### What is being asked
Word for word, transcribe the lines below and drop the pictures.

** BEGIN Exercise data **

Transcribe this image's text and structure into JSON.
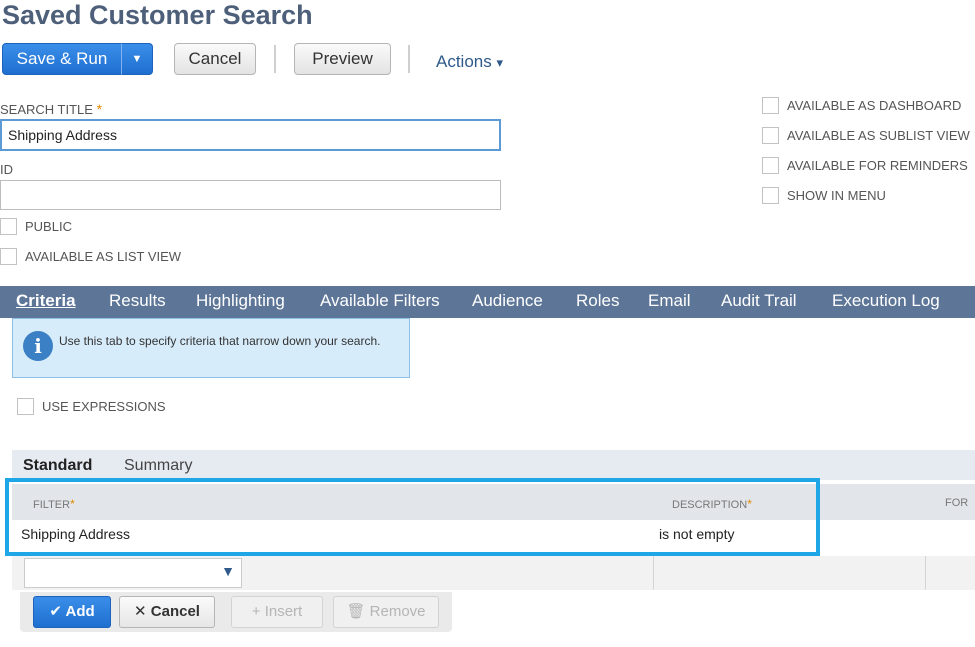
{
  "page": {
    "title": "Saved Customer Search"
  },
  "toolbar": {
    "save_run_label": "Save & Run",
    "split_arrow": "▼",
    "cancel_label": "Cancel",
    "preview_label": "Preview",
    "actions_label": "Actions",
    "actions_caret": "▾"
  },
  "form": {
    "search_title_label": "SEARCH TITLE",
    "required_mark": "*",
    "search_title_value": "Shipping Address",
    "id_label": "ID",
    "id_value": "",
    "public_label": "PUBLIC",
    "available_list_view_label": "AVAILABLE AS LIST VIEW",
    "right_options": [
      {
        "label": "AVAILABLE AS DASHBOARD"
      },
      {
        "label": "AVAILABLE AS SUBLIST VIEW"
      },
      {
        "label": "AVAILABLE FOR REMINDERS"
      },
      {
        "label": "SHOW IN MENU"
      }
    ]
  },
  "tabs": [
    {
      "label": "Criteria",
      "active": true
    },
    {
      "label": "Results"
    },
    {
      "label": "Highlighting"
    },
    {
      "label": "Available Filters"
    },
    {
      "label": "Audience"
    },
    {
      "label": "Roles"
    },
    {
      "label": "Email"
    },
    {
      "label": "Audit Trail"
    },
    {
      "label": "Execution Log"
    }
  ],
  "info": {
    "icon": "info-icon",
    "text": "Use this tab to specify criteria that narrow down your search."
  },
  "use_expressions_label": "USE EXPRESSIONS",
  "subtabs": [
    {
      "label": "Standard",
      "active": true
    },
    {
      "label": "Summary"
    }
  ],
  "grid": {
    "headers": {
      "filter": "FILTER",
      "description": "DESCRIPTION",
      "formula": "FOR"
    },
    "rows": [
      {
        "filter": "Shipping Address",
        "description": "is not empty"
      }
    ]
  },
  "row_buttons": {
    "add": "Add",
    "cancel": "Cancel",
    "insert": "Insert",
    "remove": "Remove"
  },
  "colors": {
    "title": "#4d5f79",
    "primary": "#1f6fd1",
    "tabbar": "#5d7597",
    "highlight": "#1ea6e6",
    "required": "#e08a00"
  }
}
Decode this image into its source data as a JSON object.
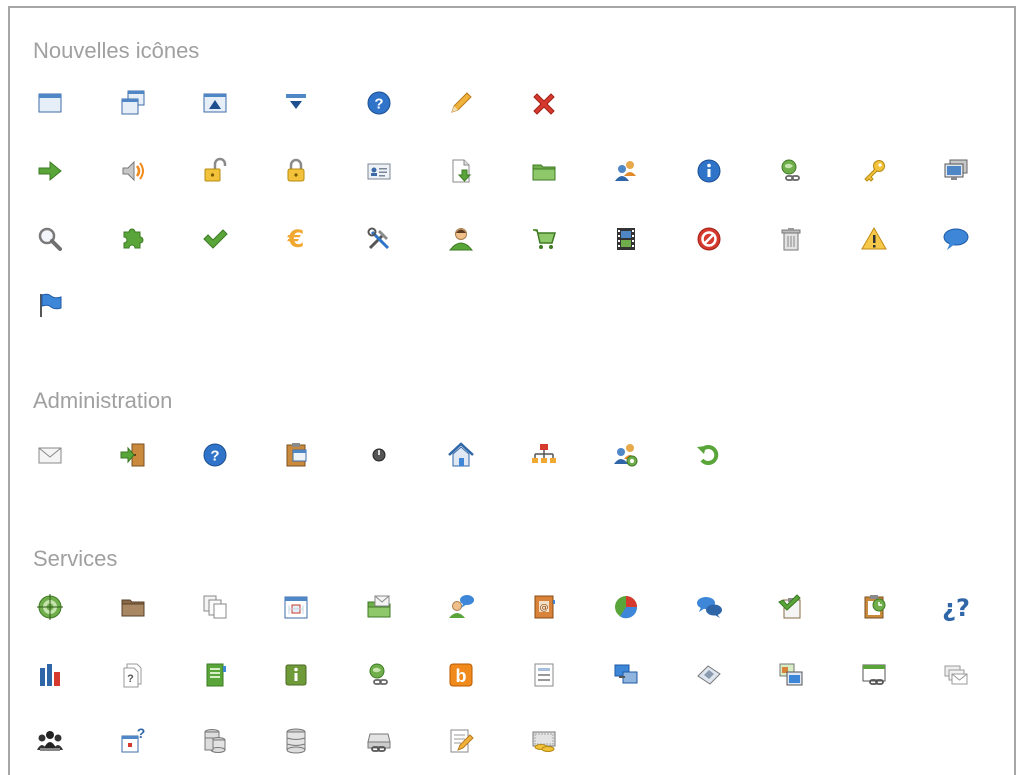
{
  "sections": [
    {
      "title": "Nouvelles icônes",
      "icons": [
        [
          "window-icon",
          "window-stack-icon",
          "window-up-icon",
          "dropdown-icon",
          "help-icon",
          "pencil-icon",
          "delete-icon"
        ],
        [
          "arrow-right-icon",
          "speaker-icon",
          "unlock-icon",
          "lock-icon",
          "id-card-icon",
          "document-download-icon",
          "folder-icon",
          "users-icon",
          "info-icon",
          "network-link-icon",
          "key-icon",
          "monitor-icon"
        ],
        [
          "search-icon",
          "puzzle-icon",
          "check-icon",
          "euro-icon",
          "tools-icon",
          "user-icon",
          "cart-icon",
          "film-icon",
          "forbidden-icon",
          "trash-icon",
          "warning-icon",
          "speech-bubble-icon"
        ],
        [
          "flag-icon"
        ]
      ]
    },
    {
      "title": "Administration",
      "icons": [
        [
          "mail-icon",
          "exit-door-icon",
          "help-icon",
          "clipboard-icon",
          "power-icon",
          "home-icon",
          "org-chart-icon",
          "group-settings-icon",
          "refresh-icon"
        ]
      ]
    },
    {
      "title": "Services",
      "icons": [
        [
          "target-icon",
          "folder-brown-icon",
          "copy-icon",
          "calendar-icon",
          "folder-mail-icon",
          "user-chat-icon",
          "address-book-icon",
          "pie-chart-icon",
          "chat-bubbles-icon",
          "clipboard-check-icon",
          "clipboard-clock-icon",
          "question-mark-icon"
        ],
        [
          "bar-chart-icon",
          "document-help-icon",
          "book-icon",
          "info-box-icon",
          "network-link-icon",
          "blog-icon",
          "form-icon",
          "screens-icon",
          "ticket-icon",
          "images-icon",
          "window-link-icon",
          "mail-stack-icon"
        ],
        [
          "meeting-icon",
          "window-help-icon",
          "database-stack-icon",
          "database-icon",
          "drive-link-icon",
          "edit-note-icon",
          "money-icon"
        ]
      ]
    }
  ]
}
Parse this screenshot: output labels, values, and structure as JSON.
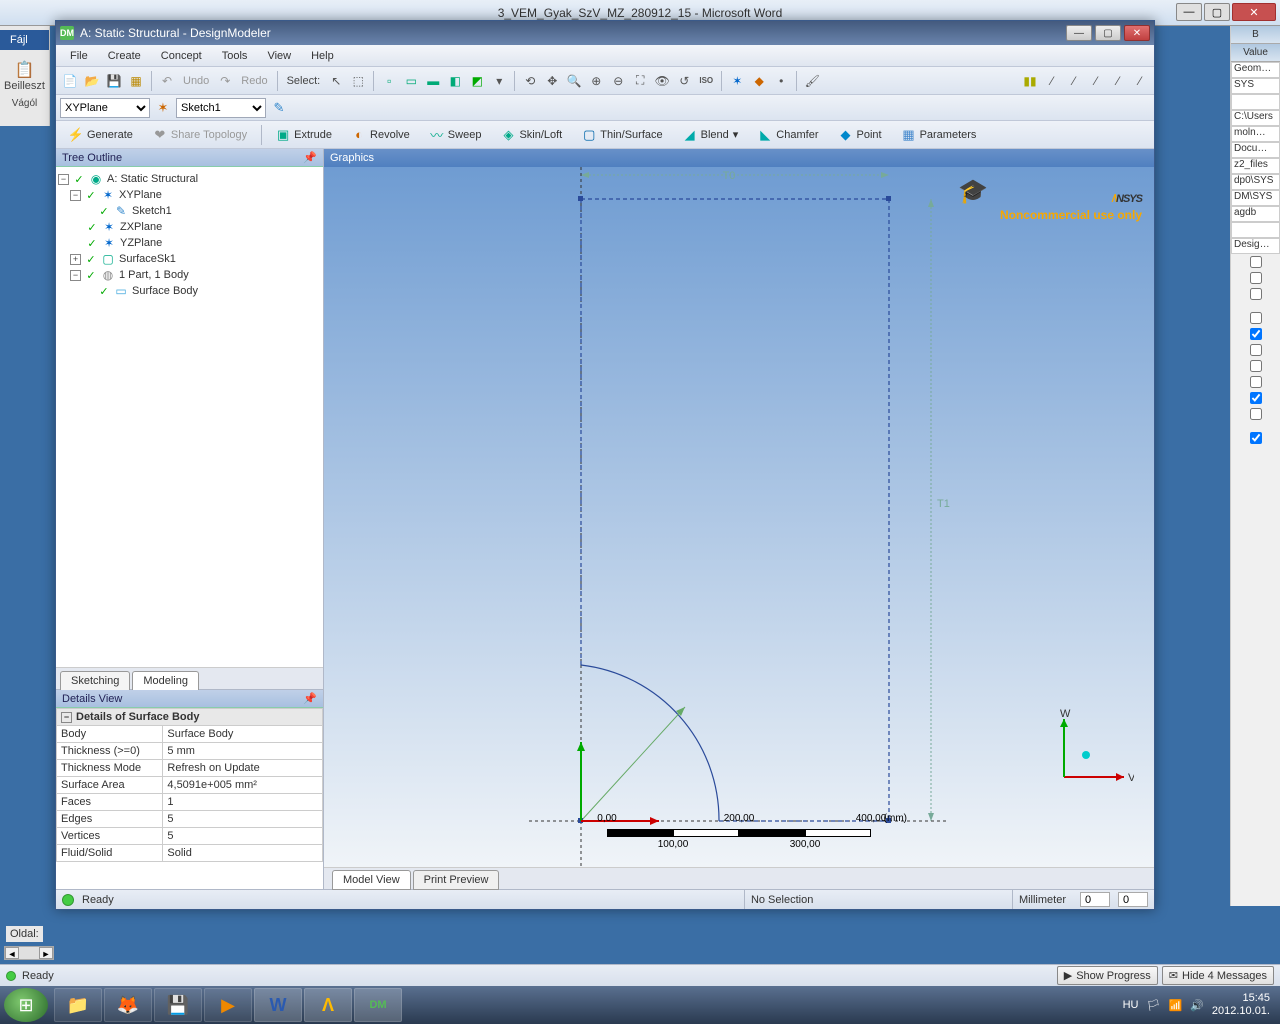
{
  "word": {
    "title": "3_VEM_Gyak_SzV_MZ_280912_15  - Microsoft Word",
    "file_tab": "Fájl",
    "paste": "Beilleszt",
    "vagol": "Vágól",
    "oldal": "Oldal: "
  },
  "wb_right": {
    "colB": "B",
    "value": "Value",
    "rows": [
      "Geom…",
      "SYS",
      "",
      "C:\\Users",
      "moln…",
      "Docu…",
      "z2_files",
      "dp0\\SYS",
      "DM\\SYS",
      "agdb",
      "",
      "Desig…"
    ]
  },
  "dm": {
    "title": "A: Static Structural - DesignModeler",
    "menu": [
      "File",
      "Create",
      "Concept",
      "Tools",
      "View",
      "Help"
    ],
    "toolbar1": {
      "undo": "Undo",
      "redo": "Redo",
      "select": "Select:"
    },
    "toolbar2": {
      "plane": "XYPlane",
      "sketch": "Sketch1"
    },
    "ops": {
      "generate": "Generate",
      "share": "Share Topology",
      "extrude": "Extrude",
      "revolve": "Revolve",
      "sweep": "Sweep",
      "skin": "Skin/Loft",
      "thin": "Thin/Surface",
      "blend": "Blend",
      "chamfer": "Chamfer",
      "point": "Point",
      "params": "Parameters"
    },
    "tree_hd": "Tree Outline",
    "tree": {
      "root": "A: Static Structural",
      "xyplane": "XYPlane",
      "sketch1": "Sketch1",
      "zxplane": "ZXPlane",
      "yzplane": "YZPlane",
      "surfacesk1": "SurfaceSk1",
      "part": "1 Part, 1 Body",
      "surfbody": "Surface Body"
    },
    "tabs": {
      "sketching": "Sketching",
      "modeling": "Modeling"
    },
    "details_hd": "Details View",
    "details": {
      "section": "Details of Surface Body",
      "rows": [
        [
          "Body",
          "Surface Body"
        ],
        [
          "Thickness (>=0)",
          "5 mm"
        ],
        [
          "Thickness Mode",
          "Refresh on Update"
        ],
        [
          "Surface Area",
          "4,5091e+005 mm²"
        ],
        [
          "Faces",
          "1"
        ],
        [
          "Edges",
          "5"
        ],
        [
          "Vertices",
          "5"
        ],
        [
          "Fluid/Solid",
          "Solid"
        ]
      ]
    },
    "graphics_hd": "Graphics",
    "logo_sub": "Noncommercial use only",
    "dim_t0": "T0",
    "dim_t1": "T1",
    "ruler": {
      "t0": "0,00",
      "t200": "200,00",
      "t400": "400,00",
      "b100": "100,00",
      "b300": "300,00",
      "unit": "(mm)"
    },
    "triad": {
      "x": "V",
      "y": "W"
    },
    "bottom_tabs": {
      "model": "Model View",
      "print": "Print Preview"
    },
    "status": {
      "ready": "Ready",
      "nosel": "No Selection",
      "unit": "Millimeter",
      "v1": "0",
      "v2": "0"
    }
  },
  "wb_status": {
    "ready": "Ready",
    "show": "Show Progress",
    "hide": "Hide 4 Messages"
  },
  "taskbar": {
    "lang": "HU",
    "time": "15:45",
    "date": "2012.10.01."
  }
}
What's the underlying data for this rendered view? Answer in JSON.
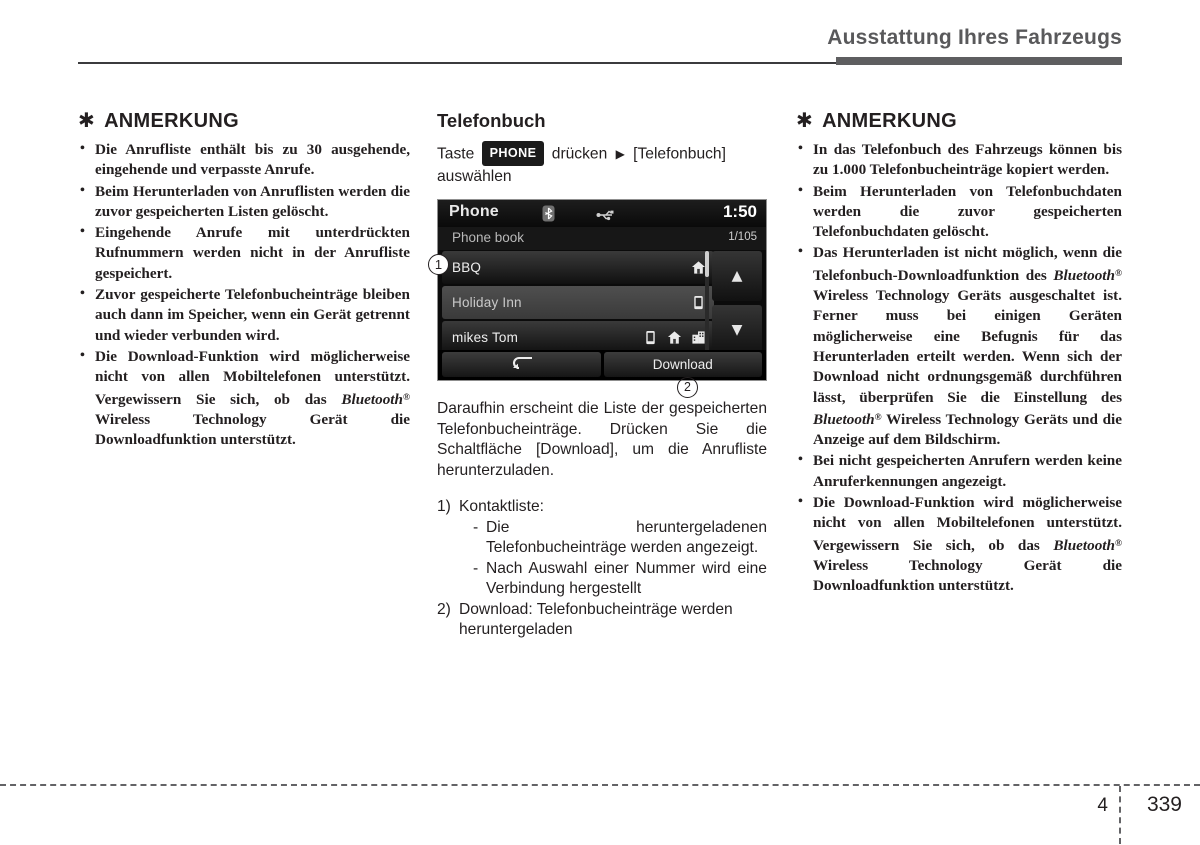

** END Exercise data **

### Exercise result
Transcribe this image's text and structure into JSON.
{
  "page": {
    "title": "Saved Customer Search"
  },
  "toolbar": {
    "save_run_label": "Save & Run",
    "split_arrow": "▼",
    "cancel_label": "Cancel",
    "preview_label": "Preview",
    "actions_label": "Actions",
    "actions_caret": "▾"
  },
  "form": {
    "search_title_label": "SEARCH TITLE",
    "required_mark": "*",
    "search_title_value": "Shipping Address",
    "id_label": "ID",
    "id_value": "",
    "public_label": "PUBLIC",
    "available_list_view_label": "AVAILABLE AS LIST VIEW",
    "right_options": [
      {
        "label": "AVAILABLE AS DASHBOARD"
      },
      {
        "label": "AVAILABLE AS SUBLIST VIEW"
      },
      {
        "label": "AVAILABLE FOR REMINDERS"
      },
      {
        "label": "SHOW IN MENU"
      }
    ]
  },
  "tabs": [
    {
      "label": "Criteria",
      "active": true
    },
    {
      "label": "Results"
    },
    {
      "label": "Highlighting"
    },
    {
      "label": "Available Filters"
    },
    {
      "label": "Audience"
    },
    {
      "label": "Roles"
    },
    {
      "label": "Email"
    },
    {
      "label": "Audit Trail"
    },
    {
      "label": "Execution Log"
    }
  ],
  "info": {
    "icon": "info-icon",
    "text": "Use this tab to specify criteria that narrow down your search."
  },
  "use_expressions_label": "USE EXPRESSIONS",
  "subtabs": [
    {
      "label": "Standard",
      "active": true
    },
    {
      "label": "Summary"
    }
  ],
  "grid": {
    "headers": {
      "filter": "FILTER",
      "description": "DESCRIPTION",
      "formula": "FOR"
    },
    "rows": [
      {
        "filter": "Shipping Address",
        "description": "is not empty"
      }
    ]
  },
  "row_buttons": {
    "add": "Add",
    "cancel": "Cancel",
    "insert": "Insert",
    "remove": "Remove"
  },
  "colors": {
    "title": "#4d5f79",
    "primary": "#1f6fd1",
    "tabbar": "#5d7597",
    "highlight": "#1ea6e6",
    "required": "#e08a00"
  }
}
Decode this image into its source data as a JSON object.
{
  "sections": [
    {
      "title": "Nouvelles icônes",
      "icons": [
        [
          "window-icon",
          "window-stack-icon",
          "window-up-icon",
          "dropdown-icon",
          "help-icon",
          "pencil-icon",
          "delete-icon"
        ],
        [
          "arrow-right-icon",
          "speaker-icon",
          "unlock-icon",
          "lock-icon",
          "id-card-icon",
          "document-download-icon",
          "folder-icon",
          "users-icon",
          "info-icon",
          "network-link-icon",
          "key-icon",
          "monitor-icon"
        ],
        [
          "search-icon",
          "puzzle-icon",
          "check-icon",
          "euro-icon",
          "tools-icon",
          "user-icon",
          "cart-icon",
          "film-icon",
          "forbidden-icon",
          "trash-icon",
          "warning-icon",
          "speech-bubble-icon"
        ],
        [
          "flag-icon"
        ]
      ]
    },
    {
      "title": "Administration",
      "icons": [
        [
          "mail-icon",
          "exit-door-icon",
          "help-icon",
          "clipboard-icon",
          "power-icon",
          "home-icon",
          "org-chart-icon",
          "group-settings-icon",
          "refresh-icon"
        ]
      ]
    },
    {
      "title": "Services",
      "icons": [
        [
          "target-icon",
          "folder-brown-icon",
          "copy-icon",
          "calendar-icon",
          "folder-mail-icon",
          "user-chat-icon",
          "address-book-icon",
          "pie-chart-icon",
          "chat-bubbles-icon",
          "clipboard-check-icon",
          "clipboard-clock-icon",
          "question-mark-icon"
        ],
        [
          "bar-chart-icon",
          "document-help-icon",
          "book-icon",
          "info-box-icon",
          "network-link-icon",
          "blog-icon",
          "form-icon",
          "screens-icon",
          "ticket-icon",
          "images-icon",
          "window-link-icon",
          "mail-stack-icon"
        ],
        [
          "meeting-icon",
          "window-help-icon",
          "database-stack-icon",
          "database-icon",
          "drive-link-icon",
          "edit-note-icon",
          "money-icon"
        ]
      ]
    }
  ]
}
Parse this screenshot: output labels, values, and structure as JSON.
{
  "word": {
    "title": "3_VEM_Gyak_SzV_MZ_280912_15  - Microsoft Word",
    "file_tab": "Fájl",
    "paste": "Beilleszt",
    "vagol": "Vágól",
    "oldal": "Oldal: "
  },
  "wb_right": {
    "colB": "B",
    "value": "Value",
    "rows": [
      "Geom…",
      "SYS",
      "",
      "C:\\Users",
      "moln…",
      "Docu…",
      "z2_files",
      "dp0\\SYS",
      "DM\\SYS",
      "agdb",
      "",
      "Desig…"
    ]
  },
  "dm": {
    "title": "A: Static Structural - DesignModeler",
    "menu": [
      "File",
      "Create",
      "Concept",
      "Tools",
      "View",
      "Help"
    ],
    "toolbar1": {
      "undo": "Undo",
      "redo": "Redo",
      "select": "Select:"
    },
    "toolbar2": {
      "plane": "XYPlane",
      "sketch": "Sketch1"
    },
    "ops": {
      "generate": "Generate",
      "share": "Share Topology",
      "extrude": "Extrude",
      "revolve": "Revolve",
      "sweep": "Sweep",
      "skin": "Skin/Loft",
      "thin": "Thin/Surface",
      "blend": "Blend",
      "chamfer": "Chamfer",
      "point": "Point",
      "params": "Parameters"
    },
    "tree_hd": "Tree Outline",
    "tree": {
      "root": "A: Static Structural",
      "xyplane": "XYPlane",
      "sketch1": "Sketch1",
      "zxplane": "ZXPlane",
      "yzplane": "YZPlane",
      "surfacesk1": "SurfaceSk1",
      "part": "1 Part, 1 Body",
      "surfbody": "Surface Body"
    },
    "tabs": {
      "sketching": "Sketching",
      "modeling": "Modeling"
    },
    "details_hd": "Details View",
    "details": {
      "section": "Details of Surface Body",
      "rows": [
        [
          "Body",
          "Surface Body"
        ],
        [
          "Thickness (>=0)",
          "5 mm"
        ],
        [
          "Thickness Mode",
          "Refresh on Update"
        ],
        [
          "Surface Area",
          "4,5091e+005 mm²"
        ],
        [
          "Faces",
          "1"
        ],
        [
          "Edges",
          "5"
        ],
        [
          "Vertices",
          "5"
        ],
        [
          "Fluid/Solid",
          "Solid"
        ]
      ]
    },
    "graphics_hd": "Graphics",
    "logo_sub": "Noncommercial use only",
    "dim_t0": "T0",
    "dim_t1": "T1",
    "ruler": {
      "t0": "0,00",
      "t200": "200,00",
      "t400": "400,00",
      "b100": "100,00",
      "b300": "300,00",
      "unit": "(mm)"
    },
    "triad": {
      "x": "V",
      "y": "W"
    },
    "bottom_tabs": {
      "model": "Model View",
      "print": "Print Preview"
    },
    "status": {
      "ready": "Ready",
      "nosel": "No Selection",
      "unit": "Millimeter",
      "v1": "0",
      "v2": "0"
    }
  },
  "wb_status": {
    "ready": "Ready",
    "show": "Show Progress",
    "hide": "Hide 4 Messages"
  },
  "taskbar": {
    "lang": "HU",
    "time": "15:45",
    "date": "2012.10.01."
  }
}
What's the underlying data for this rendered view? Answer in JSON.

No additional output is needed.